Reproduce the records exactly.

Start of Source records

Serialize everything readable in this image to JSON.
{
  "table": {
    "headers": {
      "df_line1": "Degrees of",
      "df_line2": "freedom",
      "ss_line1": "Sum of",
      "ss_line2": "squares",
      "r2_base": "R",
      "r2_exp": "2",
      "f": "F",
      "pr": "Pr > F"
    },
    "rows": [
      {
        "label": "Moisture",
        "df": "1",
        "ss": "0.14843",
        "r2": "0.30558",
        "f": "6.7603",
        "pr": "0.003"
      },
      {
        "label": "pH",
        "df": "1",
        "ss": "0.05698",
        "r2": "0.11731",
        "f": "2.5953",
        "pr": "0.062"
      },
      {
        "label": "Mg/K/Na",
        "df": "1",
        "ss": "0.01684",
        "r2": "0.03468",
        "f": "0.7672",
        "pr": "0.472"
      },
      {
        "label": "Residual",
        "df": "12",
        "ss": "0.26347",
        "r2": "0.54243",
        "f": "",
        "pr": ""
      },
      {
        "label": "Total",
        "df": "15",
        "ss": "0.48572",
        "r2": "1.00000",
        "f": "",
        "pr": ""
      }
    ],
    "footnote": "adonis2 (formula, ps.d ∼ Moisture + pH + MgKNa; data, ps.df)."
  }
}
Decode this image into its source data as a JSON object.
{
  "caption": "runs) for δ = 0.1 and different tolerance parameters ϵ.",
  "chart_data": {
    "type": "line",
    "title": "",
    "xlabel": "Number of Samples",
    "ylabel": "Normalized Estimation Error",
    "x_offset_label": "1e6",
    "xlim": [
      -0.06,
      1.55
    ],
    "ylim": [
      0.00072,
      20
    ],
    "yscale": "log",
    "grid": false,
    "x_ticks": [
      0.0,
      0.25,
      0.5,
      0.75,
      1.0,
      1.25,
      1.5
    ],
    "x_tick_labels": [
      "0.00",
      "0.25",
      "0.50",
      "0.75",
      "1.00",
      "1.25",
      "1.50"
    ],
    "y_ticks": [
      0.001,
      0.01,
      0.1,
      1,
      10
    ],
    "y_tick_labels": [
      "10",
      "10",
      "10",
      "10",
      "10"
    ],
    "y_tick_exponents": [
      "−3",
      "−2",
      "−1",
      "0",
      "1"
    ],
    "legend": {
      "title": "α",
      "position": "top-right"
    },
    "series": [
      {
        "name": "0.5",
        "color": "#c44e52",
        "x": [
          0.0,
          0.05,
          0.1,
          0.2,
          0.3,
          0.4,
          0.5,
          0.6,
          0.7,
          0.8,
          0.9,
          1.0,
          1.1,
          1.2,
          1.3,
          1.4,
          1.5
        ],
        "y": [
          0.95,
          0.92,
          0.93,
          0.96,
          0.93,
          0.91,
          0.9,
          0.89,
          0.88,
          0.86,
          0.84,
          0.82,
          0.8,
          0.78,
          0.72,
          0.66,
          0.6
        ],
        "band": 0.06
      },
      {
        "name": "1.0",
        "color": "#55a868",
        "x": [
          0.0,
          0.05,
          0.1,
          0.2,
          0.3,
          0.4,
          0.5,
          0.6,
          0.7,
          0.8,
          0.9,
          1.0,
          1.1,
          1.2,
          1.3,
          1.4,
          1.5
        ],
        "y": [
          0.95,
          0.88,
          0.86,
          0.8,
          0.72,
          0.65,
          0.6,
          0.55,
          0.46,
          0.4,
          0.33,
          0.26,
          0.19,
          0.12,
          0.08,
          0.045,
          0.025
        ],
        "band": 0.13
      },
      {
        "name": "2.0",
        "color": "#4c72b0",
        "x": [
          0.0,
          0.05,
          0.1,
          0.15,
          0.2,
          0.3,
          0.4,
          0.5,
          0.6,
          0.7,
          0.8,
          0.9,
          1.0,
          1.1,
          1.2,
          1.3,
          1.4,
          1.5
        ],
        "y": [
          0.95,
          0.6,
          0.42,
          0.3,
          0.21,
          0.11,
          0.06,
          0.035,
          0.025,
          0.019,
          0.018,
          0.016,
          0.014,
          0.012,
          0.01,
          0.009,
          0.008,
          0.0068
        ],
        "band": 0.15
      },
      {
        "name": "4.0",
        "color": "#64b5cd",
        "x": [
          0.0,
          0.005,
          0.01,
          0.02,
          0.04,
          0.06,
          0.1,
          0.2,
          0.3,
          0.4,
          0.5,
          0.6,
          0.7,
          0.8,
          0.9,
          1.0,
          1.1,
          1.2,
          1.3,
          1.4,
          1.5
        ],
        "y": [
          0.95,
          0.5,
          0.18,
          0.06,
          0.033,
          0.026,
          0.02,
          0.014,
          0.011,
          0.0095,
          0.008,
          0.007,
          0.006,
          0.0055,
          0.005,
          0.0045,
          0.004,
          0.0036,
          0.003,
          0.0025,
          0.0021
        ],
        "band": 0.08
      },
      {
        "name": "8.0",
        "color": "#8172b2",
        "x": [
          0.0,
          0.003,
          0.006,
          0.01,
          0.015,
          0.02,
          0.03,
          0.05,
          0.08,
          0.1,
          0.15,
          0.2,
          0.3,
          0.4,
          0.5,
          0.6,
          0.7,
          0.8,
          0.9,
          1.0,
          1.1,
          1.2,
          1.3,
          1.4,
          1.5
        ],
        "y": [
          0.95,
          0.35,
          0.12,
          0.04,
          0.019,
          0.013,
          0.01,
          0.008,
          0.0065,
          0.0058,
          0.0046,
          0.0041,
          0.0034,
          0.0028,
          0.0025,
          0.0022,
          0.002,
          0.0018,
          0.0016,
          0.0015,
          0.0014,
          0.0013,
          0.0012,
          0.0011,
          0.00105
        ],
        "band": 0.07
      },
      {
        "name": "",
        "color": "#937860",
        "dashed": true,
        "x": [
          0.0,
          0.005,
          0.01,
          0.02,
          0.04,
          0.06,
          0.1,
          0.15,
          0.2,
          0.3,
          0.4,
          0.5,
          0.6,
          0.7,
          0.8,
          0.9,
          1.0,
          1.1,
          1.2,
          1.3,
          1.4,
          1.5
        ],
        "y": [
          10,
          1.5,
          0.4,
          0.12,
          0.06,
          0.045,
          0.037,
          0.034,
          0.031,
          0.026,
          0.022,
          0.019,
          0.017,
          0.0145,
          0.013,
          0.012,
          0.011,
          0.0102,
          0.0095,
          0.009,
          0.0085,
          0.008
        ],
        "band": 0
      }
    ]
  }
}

End of Source records

Answer to the problem ::
Serialize everything readable in this image to JSON.
{
  "table": {
    "headers": {
      "df_line1": "Degrees of",
      "df_line2": "freedom",
      "ss_line1": "Sum of",
      "ss_line2": "squares",
      "r2_base": "R",
      "r2_exp": "2",
      "f": "F",
      "pr": "Pr > F"
    },
    "rows": [
      {
        "label": "Moisture",
        "df": "1",
        "ss": "0.14843",
        "r2": "0.30558",
        "f": "6.7603",
        "pr": "0.003"
      },
      {
        "label": "pH",
        "df": "1",
        "ss": "0.05698",
        "r2": "0.11731",
        "f": "2.5953",
        "pr": "0.062"
      },
      {
        "label": "Mg/K/Na",
        "df": "1",
        "ss": "0.01684",
        "r2": "0.03468",
        "f": "0.7672",
        "pr": "0.472"
      },
      {
        "label": "Residual",
        "df": "12",
        "ss": "0.26347",
        "r2": "0.54243",
        "f": "",
        "pr": ""
      },
      {
        "label": "Total",
        "df": "15",
        "ss": "0.48572",
        "r2": "1.00000",
        "f": "",
        "pr": ""
      }
    ],
    "footnote": "adonis2 (formula, ps.d ∼ Moisture + pH + MgKNa; data, ps.df)."
  }
}
Decode this image into its source data as a JSON object.
{
  "caption": "runs) for δ = 0.1 and different tolerance parameters ϵ.",
  "chart_data": {
    "type": "line",
    "title": "",
    "xlabel": "Number of Samples",
    "ylabel": "Normalized Estimation Error",
    "x_offset_label": "1e6",
    "xlim": [
      -0.06,
      1.55
    ],
    "ylim": [
      0.00072,
      20
    ],
    "yscale": "log",
    "grid": false,
    "x_ticks": [
      0.0,
      0.25,
      0.5,
      0.75,
      1.0,
      1.25,
      1.5
    ],
    "x_tick_labels": [
      "0.00",
      "0.25",
      "0.50",
      "0.75",
      "1.00",
      "1.25",
      "1.50"
    ],
    "y_ticks": [
      0.001,
      0.01,
      0.1,
      1,
      10
    ],
    "y_tick_labels": [
      "10",
      "10",
      "10",
      "10",
      "10"
    ],
    "y_tick_exponents": [
      "−3",
      "−2",
      "−1",
      "0",
      "1"
    ],
    "legend": {
      "title": "α",
      "position": "top-right"
    },
    "series": [
      {
        "name": "0.5",
        "color": "#c44e52",
        "x": [
          0.0,
          0.05,
          0.1,
          0.2,
          0.3,
          0.4,
          0.5,
          0.6,
          0.7,
          0.8,
          0.9,
          1.0,
          1.1,
          1.2,
          1.3,
          1.4,
          1.5
        ],
        "y": [
          0.95,
          0.92,
          0.93,
          0.96,
          0.93,
          0.91,
          0.9,
          0.89,
          0.88,
          0.86,
          0.84,
          0.82,
          0.8,
          0.78,
          0.72,
          0.66,
          0.6
        ],
        "band": 0.06
      },
      {
        "name": "1.0",
        "color": "#55a868",
        "x": [
          0.0,
          0.05,
          0.1,
          0.2,
          0.3,
          0.4,
          0.5,
          0.6,
          0.7,
          0.8,
          0.9,
          1.0,
          1.1,
          1.2,
          1.3,
          1.4,
          1.5
        ],
        "y": [
          0.95,
          0.88,
          0.86,
          0.8,
          0.72,
          0.65,
          0.6,
          0.55,
          0.46,
          0.4,
          0.33,
          0.26,
          0.19,
          0.12,
          0.08,
          0.045,
          0.025
        ],
        "band": 0.13
      },
      {
        "name": "2.0",
        "color": "#4c72b0",
        "x": [
          0.0,
          0.05,
          0.1,
          0.15,
          0.2,
          0.3,
          0.4,
          0.5,
          0.6,
          0.7,
          0.8,
          0.9,
          1.0,
          1.1,
          1.2,
          1.3,
          1.4,
          1.5
        ],
        "y": [
          0.95,
          0.6,
          0.42,
          0.3,
          0.21,
          0.11,
          0.06,
          0.035,
          0.025,
          0.019,
          0.018,
          0.016,
          0.014,
          0.012,
          0.01,
          0.009,
          0.008,
          0.0068
        ],
        "band": 0.15
      },
      {
        "name": "4.0",
        "color": "#64b5cd",
        "x": [
          0.0,
          0.005,
          0.01,
          0.02,
          0.04,
          0.06,
          0.1,
          0.2,
          0.3,
          0.4,
          0.5,
          0.6,
          0.7,
          0.8,
          0.9,
          1.0,
          1.1,
          1.2,
          1.3,
          1.4,
          1.5
        ],
        "y": [
          0.95,
          0.5,
          0.18,
          0.06,
          0.033,
          0.026,
          0.02,
          0.014,
          0.011,
          0.0095,
          0.008,
          0.007,
          0.006,
          0.0055,
          0.005,
          0.0045,
          0.004,
          0.0036,
          0.003,
          0.0025,
          0.0021
        ],
        "band": 0.08
      },
      {
        "name": "8.0",
        "color": "#8172b2",
        "x": [
          0.0,
          0.003,
          0.006,
          0.01,
          0.015,
          0.02,
          0.03,
          0.05,
          0.08,
          0.1,
          0.15,
          0.2,
          0.3,
          0.4,
          0.5,
          0.6,
          0.7,
          0.8,
          0.9,
          1.0,
          1.1,
          1.2,
          1.3,
          1.4,
          1.5
        ],
        "y": [
          0.95,
          0.35,
          0.12,
          0.04,
          0.019,
          0.013,
          0.01,
          0.008,
          0.0065,
          0.0058,
          0.0046,
          0.0041,
          0.0034,
          0.0028,
          0.0025,
          0.0022,
          0.002,
          0.0018,
          0.0016,
          0.0015,
          0.0014,
          0.0013,
          0.0012,
          0.0011,
          0.00105
        ],
        "band": 0.07
      },
      {
        "name": "",
        "color": "#937860",
        "dashed": true,
        "x": [
          0.0,
          0.005,
          0.01,
          0.02,
          0.04,
          0.06,
          0.1,
          0.15,
          0.2,
          0.3,
          0.4,
          0.5,
          0.6,
          0.7,
          0.8,
          0.9,
          1.0,
          1.1,
          1.2,
          1.3,
          1.4,
          1.5
        ],
        "y": [
          10,
          1.5,
          0.4,
          0.12,
          0.06,
          0.045,
          0.037,
          0.034,
          0.031,
          0.026,
          0.022,
          0.019,
          0.017,
          0.0145,
          0.013,
          0.012,
          0.011,
          0.0102,
          0.0095,
          0.009,
          0.0085,
          0.008
        ],
        "band": 0
      }
    ]
  }
}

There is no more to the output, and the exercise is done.